GOAL: Give the listing again in full, exactly as written.

RECORDS FOR THE EXERCISE:
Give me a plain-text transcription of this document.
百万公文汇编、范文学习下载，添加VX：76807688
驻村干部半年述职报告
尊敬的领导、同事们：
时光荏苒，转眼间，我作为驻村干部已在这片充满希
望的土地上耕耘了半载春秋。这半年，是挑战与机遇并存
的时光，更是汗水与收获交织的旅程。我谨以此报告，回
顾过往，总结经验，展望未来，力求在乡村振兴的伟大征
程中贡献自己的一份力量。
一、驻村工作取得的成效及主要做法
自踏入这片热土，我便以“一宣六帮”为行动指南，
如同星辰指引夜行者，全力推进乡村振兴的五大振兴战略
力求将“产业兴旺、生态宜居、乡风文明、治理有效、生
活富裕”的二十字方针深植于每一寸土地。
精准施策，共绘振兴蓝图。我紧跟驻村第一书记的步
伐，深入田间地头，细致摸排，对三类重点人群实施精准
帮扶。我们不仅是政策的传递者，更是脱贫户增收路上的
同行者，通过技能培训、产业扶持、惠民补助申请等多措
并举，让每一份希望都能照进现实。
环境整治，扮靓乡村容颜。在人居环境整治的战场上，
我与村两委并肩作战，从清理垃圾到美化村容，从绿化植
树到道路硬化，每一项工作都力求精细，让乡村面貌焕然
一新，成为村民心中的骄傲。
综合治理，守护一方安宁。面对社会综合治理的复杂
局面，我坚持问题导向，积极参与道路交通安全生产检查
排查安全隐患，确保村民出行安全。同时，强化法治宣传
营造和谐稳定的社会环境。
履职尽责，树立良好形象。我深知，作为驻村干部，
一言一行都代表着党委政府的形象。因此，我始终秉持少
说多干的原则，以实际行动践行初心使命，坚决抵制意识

WRITTEN SOLUTION:
Give me a plain-text transcription of this document.
百万公文汇编、范文学习下载，添加VX：76807688
驻村干部半年述职报告
尊敬的领导、同事们：
时光荏苒，转眼间，我作为驻村干部已在这片充满希
望的土地上耕耘了半载春秋。这半年，是挑战与机遇并存
的时光，更是汗水与收获交织的旅程。我谨以此报告，回
顾过往，总结经验，展望未来，力求在乡村振兴的伟大征
程中贡献自己的一份力量。
一、驻村工作取得的成效及主要做法
自踏入这片热土，我便以“一宣六帮”为行动指南，
如同星辰指引夜行者，全力推进乡村振兴的五大振兴战略
力求将“产业兴旺、生态宜居、乡风文明、治理有效、生
活富裕”的二十字方针深植于每一寸土地。
精准施策，共绘振兴蓝图。我紧跟驻村第一书记的步
伐，深入田间地头，细致摸排，对三类重点人群实施精准
帮扶。我们不仅是政策的传递者，更是脱贫户增收路上的
同行者，通过技能培训、产业扶持、惠民补助申请等多措
并举，让每一份希望都能照进现实。
环境整治，扮靓乡村容颜。在人居环境整治的战场上，
我与村两委并肩作战，从清理垃圾到美化村容，从绿化植
树到道路硬化，每一项工作都力求精细，让乡村面貌焕然
一新，成为村民心中的骄傲。
综合治理，守护一方安宁。面对社会综合治理的复杂
局面，我坚持问题导向，积极参与道路交通安全生产检查
排查安全隐患，确保村民出行安全。同时，强化法治宣传
营造和谐稳定的社会环境。
履职尽责，树立良好形象。我深知，作为驻村干部，
一言一行都代表着党委政府的形象。因此，我始终秉持少
说多干的原则，以实际行动践行初心使命，坚决抵制意识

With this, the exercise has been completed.